_Given passage_
--- BEGIN ---

No one should have to go without delicious chocolate in their life! Make these simple low-carb chocolate truffles and enjoy the benefits of chocolate with none of the side effects of sugar.
NOTE: This recipe has become super popular – awesome! However, I’ve gotten a number of comments from readers who have struggled with the ingredients separating and causing all sorts of problems. While I didn’t encounter this issue when I originally made the truffles, today (2/13/16) I reworked the recipe to make it fail-safe. I want everything you make from my blog to work perfectly the first time 🙂
I bought a pink jogging stroller at a consignment shop on Tuesday and Miles and I have already logged about 15 miles. The warmer weather, as is it every spring, is a revelation. The melted snowbanks may reveal hardened dog poop and lost winter hats and the world may still be a dingy shade of greige but I don’t care. It feels as if my “livable space” has been expanded by approximately one billion square feet.

--- END ---

_Requests_
**a.** Please write out the chocolate truffle post word for word, from "NOTE: This recipe" to "billion square feet.".
**b.** Continue the chocolate truffle post from its last sentence.

_Dataset rows_
--- BEGIN ---

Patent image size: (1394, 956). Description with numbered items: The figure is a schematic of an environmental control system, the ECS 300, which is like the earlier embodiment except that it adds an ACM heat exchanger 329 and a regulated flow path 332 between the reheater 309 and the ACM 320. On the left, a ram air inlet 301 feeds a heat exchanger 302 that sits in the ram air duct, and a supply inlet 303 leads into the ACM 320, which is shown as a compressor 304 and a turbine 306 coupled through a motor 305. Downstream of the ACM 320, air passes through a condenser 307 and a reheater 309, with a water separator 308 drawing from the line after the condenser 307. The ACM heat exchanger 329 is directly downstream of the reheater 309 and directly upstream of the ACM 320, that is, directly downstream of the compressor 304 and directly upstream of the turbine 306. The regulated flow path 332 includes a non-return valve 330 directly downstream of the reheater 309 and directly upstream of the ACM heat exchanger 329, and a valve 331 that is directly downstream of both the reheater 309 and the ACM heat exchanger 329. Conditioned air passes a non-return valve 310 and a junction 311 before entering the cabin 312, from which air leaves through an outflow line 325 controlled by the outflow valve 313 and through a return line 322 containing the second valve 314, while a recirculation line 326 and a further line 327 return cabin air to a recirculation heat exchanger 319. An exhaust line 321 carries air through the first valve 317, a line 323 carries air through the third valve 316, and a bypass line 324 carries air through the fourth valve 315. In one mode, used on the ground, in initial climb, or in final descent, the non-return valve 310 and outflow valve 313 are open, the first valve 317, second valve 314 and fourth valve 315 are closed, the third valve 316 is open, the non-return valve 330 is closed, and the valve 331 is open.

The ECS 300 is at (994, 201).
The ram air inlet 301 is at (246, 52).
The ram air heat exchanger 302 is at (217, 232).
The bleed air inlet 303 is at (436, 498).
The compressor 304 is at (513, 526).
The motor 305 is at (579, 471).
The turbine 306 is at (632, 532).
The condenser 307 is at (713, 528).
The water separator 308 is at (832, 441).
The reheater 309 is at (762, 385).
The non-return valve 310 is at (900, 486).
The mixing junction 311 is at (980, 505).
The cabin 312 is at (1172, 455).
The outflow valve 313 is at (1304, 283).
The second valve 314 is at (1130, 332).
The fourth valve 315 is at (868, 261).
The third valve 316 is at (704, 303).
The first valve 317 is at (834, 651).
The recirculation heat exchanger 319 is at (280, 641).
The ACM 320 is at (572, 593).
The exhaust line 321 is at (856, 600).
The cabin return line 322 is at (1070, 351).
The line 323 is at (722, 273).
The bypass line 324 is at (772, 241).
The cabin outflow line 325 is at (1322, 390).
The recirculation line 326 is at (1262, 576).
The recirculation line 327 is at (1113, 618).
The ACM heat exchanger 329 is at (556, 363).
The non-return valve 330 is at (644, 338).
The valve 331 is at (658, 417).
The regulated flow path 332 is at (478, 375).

--- END ---

_Task responses_
**a.**
NOTE: This recipe has become super popular – awesome! However, I’ve gotten a number of comments from readers who have struggled with the ingredients separating and causing all sorts of problems. While I didn’t encounter this issue when I originally made the truffles, today (2/13/16) I reworked the recipe to make it fail-safe. I want everything you make from my blog to work perfectly the first time 🙂
I bought a pink jogging stroller at a consignment shop on Tuesday and Miles and I have already logged about 15 miles. The warmer weather, as is it every spring, is a revelation. The melted snowbanks may reveal hardened dog poop and lost winter hats and the world may still be a dingy shade of greige but I don’t care. It feels as if my “livable space” has been expanded by approximately one billion square feet.

**b.**
Miles sits very solemnly in his gender-inappropriate stroller taking it all in. He typically falls asleep around mile two. He only sleeps when moving recently; so either I’ll run every nap time and get thin or drive him around every night, answering the siren-call of fast food drive-throughs and getting fat. The jury is still out.
- 9 ounces heavy cream
- 1/2 cup Pyure Stevia Blend Sweetener (see post for substitution notes)
- 1 package best quality unsweetened baking chocolate (4 ounces), chopped
- Place chocolate in a shallow heatproof bowl. Set aside.
- Warm cream and sweetener in a small saucepan over medium-low heat. Heat until sweetener dissolves and mixture is hot but not simmering.
- Pour hot cream over chocolate. Let sit for one minute, and then gently whisk together using a fork. It will form a thick (but still liquid) mixture.
- Refrigerate ganache until firm.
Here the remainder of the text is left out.